## [WHAT NEEDS TO BE DONE]
In the entries that follow, how many lines hold the string "kingituste"? Give only that number.

[Records from a data source]
— START —

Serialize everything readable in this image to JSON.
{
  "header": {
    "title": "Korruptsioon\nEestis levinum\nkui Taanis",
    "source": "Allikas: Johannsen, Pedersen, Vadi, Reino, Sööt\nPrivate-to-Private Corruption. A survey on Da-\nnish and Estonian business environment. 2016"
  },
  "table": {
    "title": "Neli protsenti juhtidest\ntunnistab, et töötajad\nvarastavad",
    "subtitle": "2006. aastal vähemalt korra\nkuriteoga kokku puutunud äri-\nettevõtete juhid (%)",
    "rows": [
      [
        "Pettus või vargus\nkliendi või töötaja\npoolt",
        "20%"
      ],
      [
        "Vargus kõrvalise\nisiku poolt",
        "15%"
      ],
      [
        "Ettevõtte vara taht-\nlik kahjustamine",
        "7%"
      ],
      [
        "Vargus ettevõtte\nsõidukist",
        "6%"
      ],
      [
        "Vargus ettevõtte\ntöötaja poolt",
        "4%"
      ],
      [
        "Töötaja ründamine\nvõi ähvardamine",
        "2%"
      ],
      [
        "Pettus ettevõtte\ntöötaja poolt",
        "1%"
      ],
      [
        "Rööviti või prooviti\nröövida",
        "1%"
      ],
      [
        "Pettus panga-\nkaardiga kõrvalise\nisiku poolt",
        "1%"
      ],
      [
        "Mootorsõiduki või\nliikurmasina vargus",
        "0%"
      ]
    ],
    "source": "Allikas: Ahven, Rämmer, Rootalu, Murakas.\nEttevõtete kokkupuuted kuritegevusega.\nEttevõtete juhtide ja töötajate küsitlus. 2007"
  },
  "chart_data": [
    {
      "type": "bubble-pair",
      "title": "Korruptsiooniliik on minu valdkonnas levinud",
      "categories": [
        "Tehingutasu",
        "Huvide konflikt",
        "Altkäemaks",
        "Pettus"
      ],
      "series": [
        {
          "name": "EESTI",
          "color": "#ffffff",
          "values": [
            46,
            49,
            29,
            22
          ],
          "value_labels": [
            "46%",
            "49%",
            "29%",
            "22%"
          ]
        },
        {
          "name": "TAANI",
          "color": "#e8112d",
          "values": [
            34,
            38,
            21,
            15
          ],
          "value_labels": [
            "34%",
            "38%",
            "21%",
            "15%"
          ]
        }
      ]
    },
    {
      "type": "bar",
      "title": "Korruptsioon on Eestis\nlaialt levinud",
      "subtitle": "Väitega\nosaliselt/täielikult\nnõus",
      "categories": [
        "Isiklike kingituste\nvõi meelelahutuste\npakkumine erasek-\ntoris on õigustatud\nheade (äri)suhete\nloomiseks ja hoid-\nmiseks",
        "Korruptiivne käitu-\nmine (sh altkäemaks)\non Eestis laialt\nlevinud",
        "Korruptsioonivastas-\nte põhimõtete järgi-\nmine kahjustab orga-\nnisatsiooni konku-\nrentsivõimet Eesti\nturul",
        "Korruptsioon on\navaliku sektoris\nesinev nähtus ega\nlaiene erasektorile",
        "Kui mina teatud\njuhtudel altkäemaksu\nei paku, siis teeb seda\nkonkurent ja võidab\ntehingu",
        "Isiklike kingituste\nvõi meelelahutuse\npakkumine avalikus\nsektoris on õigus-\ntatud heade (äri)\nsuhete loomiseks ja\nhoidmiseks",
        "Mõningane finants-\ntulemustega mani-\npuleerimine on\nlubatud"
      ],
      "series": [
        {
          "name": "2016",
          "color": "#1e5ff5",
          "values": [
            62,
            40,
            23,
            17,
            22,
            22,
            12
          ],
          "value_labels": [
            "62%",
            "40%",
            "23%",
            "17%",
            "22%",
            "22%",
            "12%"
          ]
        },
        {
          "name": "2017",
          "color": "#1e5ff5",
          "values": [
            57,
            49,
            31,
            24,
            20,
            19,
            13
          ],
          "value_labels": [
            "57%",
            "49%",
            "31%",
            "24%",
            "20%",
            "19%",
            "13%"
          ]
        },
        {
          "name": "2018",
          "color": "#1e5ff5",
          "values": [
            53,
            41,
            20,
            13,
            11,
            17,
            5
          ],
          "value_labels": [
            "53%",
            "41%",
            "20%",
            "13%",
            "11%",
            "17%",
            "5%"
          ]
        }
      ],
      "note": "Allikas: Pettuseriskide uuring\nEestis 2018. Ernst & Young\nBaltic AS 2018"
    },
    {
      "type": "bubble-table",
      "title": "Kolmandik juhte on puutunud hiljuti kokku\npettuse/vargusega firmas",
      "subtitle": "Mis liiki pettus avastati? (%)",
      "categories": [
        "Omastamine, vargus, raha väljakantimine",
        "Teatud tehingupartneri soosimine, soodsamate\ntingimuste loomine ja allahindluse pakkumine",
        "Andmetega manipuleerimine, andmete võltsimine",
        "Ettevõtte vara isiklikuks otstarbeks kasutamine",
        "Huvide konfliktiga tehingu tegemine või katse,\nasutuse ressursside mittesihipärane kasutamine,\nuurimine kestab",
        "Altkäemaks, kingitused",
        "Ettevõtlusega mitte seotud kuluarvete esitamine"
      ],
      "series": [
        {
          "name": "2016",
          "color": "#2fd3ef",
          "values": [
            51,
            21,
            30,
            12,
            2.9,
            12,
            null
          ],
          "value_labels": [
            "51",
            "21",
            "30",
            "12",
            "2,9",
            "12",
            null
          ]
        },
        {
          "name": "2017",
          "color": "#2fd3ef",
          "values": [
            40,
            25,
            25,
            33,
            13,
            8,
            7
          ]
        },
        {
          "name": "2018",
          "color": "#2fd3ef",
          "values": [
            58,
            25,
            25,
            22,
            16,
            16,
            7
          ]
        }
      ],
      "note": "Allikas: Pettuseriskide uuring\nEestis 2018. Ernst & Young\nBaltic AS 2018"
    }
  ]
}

— END —

## [REPLY]
2